TASK DESCRIPTION
Copy each line below in which the word "support" occurs.

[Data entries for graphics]
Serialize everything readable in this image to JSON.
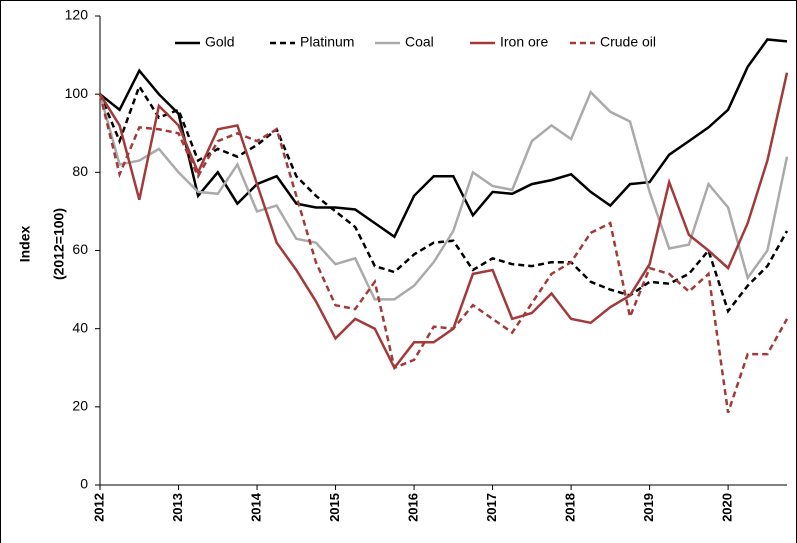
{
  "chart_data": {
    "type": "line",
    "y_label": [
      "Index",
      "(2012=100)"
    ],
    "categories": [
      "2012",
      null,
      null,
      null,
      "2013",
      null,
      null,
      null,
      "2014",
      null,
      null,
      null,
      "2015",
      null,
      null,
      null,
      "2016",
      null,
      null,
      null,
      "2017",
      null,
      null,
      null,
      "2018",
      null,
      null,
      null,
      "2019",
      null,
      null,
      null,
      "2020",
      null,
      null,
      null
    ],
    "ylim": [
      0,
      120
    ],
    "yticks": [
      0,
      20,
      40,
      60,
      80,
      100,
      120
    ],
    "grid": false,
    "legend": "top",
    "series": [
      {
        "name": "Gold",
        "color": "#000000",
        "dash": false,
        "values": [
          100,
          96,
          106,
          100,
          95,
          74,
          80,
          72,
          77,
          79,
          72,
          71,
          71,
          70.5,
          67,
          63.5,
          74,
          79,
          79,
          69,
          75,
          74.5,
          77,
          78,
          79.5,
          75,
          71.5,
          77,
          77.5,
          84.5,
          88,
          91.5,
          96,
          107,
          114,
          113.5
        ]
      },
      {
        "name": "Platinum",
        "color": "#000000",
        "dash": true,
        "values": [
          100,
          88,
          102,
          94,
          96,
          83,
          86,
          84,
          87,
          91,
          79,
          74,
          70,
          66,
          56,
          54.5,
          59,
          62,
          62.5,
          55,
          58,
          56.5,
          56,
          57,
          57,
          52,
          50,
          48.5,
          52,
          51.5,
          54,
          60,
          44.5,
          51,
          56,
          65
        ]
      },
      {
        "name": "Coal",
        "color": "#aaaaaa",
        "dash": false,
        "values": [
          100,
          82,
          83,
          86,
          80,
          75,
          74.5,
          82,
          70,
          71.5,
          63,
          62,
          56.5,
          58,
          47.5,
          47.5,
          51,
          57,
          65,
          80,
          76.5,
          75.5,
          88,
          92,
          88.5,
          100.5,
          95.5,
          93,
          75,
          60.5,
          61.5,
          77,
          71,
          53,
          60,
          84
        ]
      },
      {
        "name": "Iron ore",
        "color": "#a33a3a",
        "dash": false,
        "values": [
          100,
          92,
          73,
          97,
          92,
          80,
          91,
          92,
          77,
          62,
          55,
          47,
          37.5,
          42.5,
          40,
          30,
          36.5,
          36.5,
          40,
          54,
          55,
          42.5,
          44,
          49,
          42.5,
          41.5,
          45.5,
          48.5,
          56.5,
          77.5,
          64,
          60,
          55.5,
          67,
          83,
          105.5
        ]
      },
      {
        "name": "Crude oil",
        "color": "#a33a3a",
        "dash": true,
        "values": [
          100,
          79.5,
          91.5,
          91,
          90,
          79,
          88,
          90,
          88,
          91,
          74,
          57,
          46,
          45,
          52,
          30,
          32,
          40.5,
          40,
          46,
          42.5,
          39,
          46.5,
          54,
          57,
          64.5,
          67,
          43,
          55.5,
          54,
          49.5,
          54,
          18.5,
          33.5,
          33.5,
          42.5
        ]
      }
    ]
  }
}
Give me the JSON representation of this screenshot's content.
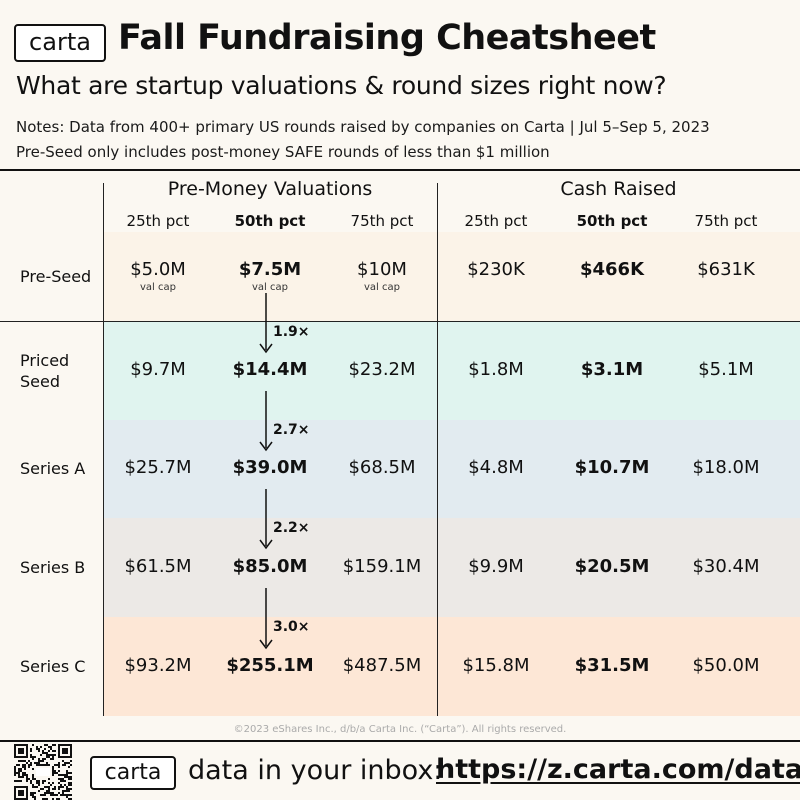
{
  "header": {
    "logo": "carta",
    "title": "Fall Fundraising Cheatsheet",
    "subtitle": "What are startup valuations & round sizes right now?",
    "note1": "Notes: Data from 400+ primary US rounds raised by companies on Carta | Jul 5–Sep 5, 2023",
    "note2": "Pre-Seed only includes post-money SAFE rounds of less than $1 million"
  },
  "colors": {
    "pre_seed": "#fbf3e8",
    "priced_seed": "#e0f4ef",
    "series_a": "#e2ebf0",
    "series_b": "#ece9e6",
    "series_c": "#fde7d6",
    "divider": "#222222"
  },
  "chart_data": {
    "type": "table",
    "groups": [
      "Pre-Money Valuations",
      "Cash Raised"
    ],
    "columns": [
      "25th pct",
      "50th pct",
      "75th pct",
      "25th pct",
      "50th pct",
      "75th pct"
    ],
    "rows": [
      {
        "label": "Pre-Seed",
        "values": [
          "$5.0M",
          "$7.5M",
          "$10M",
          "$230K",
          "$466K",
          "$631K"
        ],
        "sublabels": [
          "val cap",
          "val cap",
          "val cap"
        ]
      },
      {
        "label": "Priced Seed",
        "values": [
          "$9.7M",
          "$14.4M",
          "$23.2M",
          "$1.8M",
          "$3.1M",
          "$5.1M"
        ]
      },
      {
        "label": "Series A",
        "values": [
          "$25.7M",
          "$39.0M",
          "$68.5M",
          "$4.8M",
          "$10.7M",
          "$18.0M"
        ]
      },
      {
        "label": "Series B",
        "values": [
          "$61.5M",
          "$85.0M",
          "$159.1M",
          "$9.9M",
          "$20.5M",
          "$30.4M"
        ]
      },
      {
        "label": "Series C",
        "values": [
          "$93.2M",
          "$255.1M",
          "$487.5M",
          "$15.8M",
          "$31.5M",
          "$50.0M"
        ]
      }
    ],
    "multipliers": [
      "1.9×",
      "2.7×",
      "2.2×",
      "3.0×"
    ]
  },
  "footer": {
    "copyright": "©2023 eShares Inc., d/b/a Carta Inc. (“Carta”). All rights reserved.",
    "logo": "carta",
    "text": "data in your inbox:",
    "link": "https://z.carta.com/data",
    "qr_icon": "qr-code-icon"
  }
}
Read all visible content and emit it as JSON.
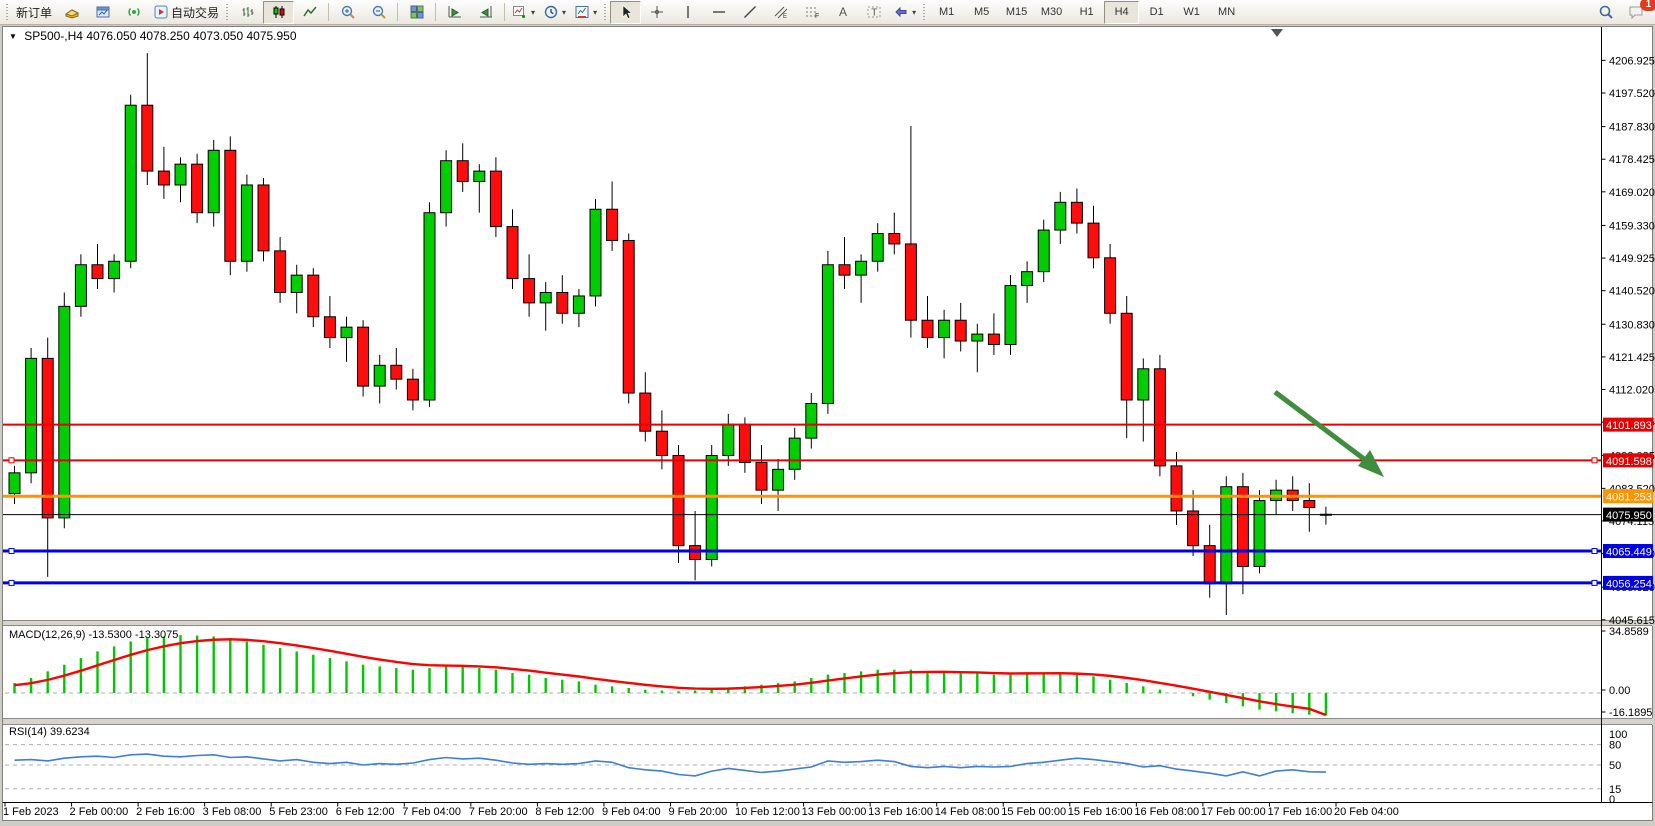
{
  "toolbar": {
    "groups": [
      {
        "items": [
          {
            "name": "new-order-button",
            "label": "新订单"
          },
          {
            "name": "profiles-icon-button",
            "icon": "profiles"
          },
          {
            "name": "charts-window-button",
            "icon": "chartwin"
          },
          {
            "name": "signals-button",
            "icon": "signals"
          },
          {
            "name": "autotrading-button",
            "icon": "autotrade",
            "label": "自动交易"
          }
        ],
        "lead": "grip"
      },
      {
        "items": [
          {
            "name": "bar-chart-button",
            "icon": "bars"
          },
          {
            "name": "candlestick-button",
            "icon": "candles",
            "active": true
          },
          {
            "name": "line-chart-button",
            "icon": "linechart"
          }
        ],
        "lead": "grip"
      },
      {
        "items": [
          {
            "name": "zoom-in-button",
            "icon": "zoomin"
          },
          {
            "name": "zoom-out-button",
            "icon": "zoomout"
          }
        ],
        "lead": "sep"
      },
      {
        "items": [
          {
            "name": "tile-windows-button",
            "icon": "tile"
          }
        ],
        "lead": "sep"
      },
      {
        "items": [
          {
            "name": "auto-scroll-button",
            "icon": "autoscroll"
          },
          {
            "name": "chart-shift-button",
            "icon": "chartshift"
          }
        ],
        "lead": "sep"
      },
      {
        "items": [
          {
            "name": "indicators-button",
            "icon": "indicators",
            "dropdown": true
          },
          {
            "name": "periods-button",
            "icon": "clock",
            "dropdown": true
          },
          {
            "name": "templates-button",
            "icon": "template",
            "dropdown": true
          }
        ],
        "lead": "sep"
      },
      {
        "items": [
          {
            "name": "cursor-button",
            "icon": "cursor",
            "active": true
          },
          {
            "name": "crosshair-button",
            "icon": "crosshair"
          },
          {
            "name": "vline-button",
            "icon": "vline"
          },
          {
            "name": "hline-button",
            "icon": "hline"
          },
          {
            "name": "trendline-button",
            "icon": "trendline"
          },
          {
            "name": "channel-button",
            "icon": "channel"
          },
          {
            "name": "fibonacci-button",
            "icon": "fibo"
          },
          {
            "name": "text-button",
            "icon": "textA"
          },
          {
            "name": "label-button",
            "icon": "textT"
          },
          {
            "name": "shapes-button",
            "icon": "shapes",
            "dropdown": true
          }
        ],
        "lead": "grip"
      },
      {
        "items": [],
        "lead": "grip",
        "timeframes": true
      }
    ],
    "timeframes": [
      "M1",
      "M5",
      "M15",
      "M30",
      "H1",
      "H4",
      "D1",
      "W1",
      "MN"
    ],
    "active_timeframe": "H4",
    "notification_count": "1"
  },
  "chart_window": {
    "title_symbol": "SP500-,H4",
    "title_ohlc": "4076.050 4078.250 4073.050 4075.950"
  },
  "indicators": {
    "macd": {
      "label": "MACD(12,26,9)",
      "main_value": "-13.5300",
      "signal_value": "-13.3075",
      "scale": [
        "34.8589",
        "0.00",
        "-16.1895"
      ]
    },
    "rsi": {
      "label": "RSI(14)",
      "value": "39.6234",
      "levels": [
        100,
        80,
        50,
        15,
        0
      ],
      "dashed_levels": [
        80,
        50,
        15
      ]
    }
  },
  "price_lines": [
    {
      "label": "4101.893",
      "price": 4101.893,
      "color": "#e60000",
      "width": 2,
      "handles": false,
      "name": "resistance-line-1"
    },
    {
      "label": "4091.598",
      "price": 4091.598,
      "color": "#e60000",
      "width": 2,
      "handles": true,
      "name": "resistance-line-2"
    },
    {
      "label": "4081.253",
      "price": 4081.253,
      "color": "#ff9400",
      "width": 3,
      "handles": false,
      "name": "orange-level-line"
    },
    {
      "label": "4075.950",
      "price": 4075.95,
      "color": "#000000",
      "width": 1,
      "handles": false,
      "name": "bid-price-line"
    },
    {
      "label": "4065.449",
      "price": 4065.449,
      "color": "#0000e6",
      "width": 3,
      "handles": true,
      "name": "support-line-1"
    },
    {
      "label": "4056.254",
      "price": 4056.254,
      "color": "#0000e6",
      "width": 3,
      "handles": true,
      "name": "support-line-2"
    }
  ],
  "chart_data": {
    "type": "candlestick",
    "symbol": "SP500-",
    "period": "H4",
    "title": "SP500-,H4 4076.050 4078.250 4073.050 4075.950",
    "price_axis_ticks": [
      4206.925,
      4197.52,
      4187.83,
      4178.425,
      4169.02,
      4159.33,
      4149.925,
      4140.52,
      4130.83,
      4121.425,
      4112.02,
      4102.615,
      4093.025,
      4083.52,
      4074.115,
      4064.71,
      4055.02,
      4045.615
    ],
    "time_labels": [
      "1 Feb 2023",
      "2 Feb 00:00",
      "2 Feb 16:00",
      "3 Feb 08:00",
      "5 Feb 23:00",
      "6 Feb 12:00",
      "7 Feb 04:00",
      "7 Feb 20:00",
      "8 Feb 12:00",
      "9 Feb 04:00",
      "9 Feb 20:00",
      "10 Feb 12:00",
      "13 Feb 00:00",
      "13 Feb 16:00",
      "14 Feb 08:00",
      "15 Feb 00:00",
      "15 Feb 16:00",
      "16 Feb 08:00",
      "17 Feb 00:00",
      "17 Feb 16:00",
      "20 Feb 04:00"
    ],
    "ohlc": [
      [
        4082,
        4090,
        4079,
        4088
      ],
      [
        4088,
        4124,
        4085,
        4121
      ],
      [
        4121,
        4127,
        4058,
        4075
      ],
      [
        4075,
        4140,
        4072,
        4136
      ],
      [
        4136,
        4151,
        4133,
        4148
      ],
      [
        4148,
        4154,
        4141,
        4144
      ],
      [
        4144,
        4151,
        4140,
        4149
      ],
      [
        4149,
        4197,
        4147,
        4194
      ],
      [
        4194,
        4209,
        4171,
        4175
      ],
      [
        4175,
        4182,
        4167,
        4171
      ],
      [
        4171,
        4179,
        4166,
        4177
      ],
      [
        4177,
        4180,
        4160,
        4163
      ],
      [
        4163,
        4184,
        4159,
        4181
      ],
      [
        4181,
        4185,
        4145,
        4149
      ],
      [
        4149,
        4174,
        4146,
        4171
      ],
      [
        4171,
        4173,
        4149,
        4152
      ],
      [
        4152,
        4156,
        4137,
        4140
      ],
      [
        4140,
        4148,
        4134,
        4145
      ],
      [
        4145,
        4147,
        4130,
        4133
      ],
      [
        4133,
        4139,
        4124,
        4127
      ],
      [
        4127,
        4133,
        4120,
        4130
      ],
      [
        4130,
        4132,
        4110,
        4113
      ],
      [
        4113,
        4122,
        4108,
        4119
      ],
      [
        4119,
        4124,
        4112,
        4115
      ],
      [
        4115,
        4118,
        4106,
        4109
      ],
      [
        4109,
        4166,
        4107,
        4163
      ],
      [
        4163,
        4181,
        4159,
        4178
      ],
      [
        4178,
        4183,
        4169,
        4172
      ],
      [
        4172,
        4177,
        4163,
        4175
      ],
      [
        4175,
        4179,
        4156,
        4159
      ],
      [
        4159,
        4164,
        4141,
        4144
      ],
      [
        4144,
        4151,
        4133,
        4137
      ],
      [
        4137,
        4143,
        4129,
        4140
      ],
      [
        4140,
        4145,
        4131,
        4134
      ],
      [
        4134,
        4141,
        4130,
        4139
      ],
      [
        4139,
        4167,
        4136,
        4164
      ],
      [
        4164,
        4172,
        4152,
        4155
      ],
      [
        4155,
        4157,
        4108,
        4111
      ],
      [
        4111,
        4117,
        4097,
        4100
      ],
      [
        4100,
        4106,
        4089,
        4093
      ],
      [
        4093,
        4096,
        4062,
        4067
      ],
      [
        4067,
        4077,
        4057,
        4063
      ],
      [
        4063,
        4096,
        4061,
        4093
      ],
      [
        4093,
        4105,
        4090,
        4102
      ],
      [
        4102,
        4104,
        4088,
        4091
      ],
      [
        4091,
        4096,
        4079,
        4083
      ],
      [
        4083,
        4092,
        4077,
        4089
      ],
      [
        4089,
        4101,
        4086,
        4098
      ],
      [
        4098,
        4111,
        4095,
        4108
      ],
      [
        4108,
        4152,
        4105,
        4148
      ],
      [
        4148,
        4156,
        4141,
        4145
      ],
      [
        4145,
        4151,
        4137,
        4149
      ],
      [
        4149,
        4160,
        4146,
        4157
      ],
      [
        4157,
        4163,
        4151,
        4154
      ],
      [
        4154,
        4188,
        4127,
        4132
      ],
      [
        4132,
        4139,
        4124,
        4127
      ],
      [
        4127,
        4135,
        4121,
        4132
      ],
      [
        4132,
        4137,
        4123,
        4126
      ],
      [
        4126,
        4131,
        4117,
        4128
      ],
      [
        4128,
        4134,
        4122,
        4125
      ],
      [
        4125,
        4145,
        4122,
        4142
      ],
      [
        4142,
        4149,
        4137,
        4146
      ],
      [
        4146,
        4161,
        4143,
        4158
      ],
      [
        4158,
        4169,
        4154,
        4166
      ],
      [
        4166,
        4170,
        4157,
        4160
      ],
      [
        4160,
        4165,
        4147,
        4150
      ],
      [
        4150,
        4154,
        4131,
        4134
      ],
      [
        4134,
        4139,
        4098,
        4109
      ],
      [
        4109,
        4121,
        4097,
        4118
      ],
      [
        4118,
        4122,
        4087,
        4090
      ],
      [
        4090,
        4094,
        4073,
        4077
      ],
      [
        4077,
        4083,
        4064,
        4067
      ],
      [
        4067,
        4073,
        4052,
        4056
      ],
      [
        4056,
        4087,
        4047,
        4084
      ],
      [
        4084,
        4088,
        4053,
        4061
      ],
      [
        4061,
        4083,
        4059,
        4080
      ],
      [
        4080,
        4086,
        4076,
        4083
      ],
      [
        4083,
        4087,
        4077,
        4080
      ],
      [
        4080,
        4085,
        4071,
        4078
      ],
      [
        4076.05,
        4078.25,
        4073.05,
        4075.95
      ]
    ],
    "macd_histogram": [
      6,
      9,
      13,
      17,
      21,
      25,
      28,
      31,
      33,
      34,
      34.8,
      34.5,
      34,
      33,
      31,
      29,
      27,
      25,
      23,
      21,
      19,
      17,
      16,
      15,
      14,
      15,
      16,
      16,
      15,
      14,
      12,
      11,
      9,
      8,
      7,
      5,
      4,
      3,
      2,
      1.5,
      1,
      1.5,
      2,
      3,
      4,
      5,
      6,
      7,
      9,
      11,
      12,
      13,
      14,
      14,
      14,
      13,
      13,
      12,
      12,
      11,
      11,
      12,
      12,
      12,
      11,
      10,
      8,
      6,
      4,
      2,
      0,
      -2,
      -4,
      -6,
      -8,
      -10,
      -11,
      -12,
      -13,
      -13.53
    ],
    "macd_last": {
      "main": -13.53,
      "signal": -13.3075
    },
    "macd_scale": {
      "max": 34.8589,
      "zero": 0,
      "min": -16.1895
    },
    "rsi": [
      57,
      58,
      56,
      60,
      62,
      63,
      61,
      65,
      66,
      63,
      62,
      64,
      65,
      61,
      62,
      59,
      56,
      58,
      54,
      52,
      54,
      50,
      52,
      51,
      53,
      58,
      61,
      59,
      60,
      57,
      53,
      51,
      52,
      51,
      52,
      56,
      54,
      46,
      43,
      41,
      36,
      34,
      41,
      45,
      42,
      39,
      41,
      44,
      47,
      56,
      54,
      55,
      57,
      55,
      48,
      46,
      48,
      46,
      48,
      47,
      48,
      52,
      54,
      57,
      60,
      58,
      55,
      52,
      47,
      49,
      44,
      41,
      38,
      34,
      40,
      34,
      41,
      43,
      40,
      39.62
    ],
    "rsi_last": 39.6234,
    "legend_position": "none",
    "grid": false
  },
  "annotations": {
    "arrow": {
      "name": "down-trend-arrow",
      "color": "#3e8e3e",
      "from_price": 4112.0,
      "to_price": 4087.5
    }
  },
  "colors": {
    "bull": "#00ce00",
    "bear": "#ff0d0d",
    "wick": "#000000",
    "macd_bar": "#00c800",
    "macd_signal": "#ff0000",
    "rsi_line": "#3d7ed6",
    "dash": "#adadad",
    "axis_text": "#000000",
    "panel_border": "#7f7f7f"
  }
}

CORRECT OUTPUT
      "name": "support-line-1"
      "name": "support-line-2"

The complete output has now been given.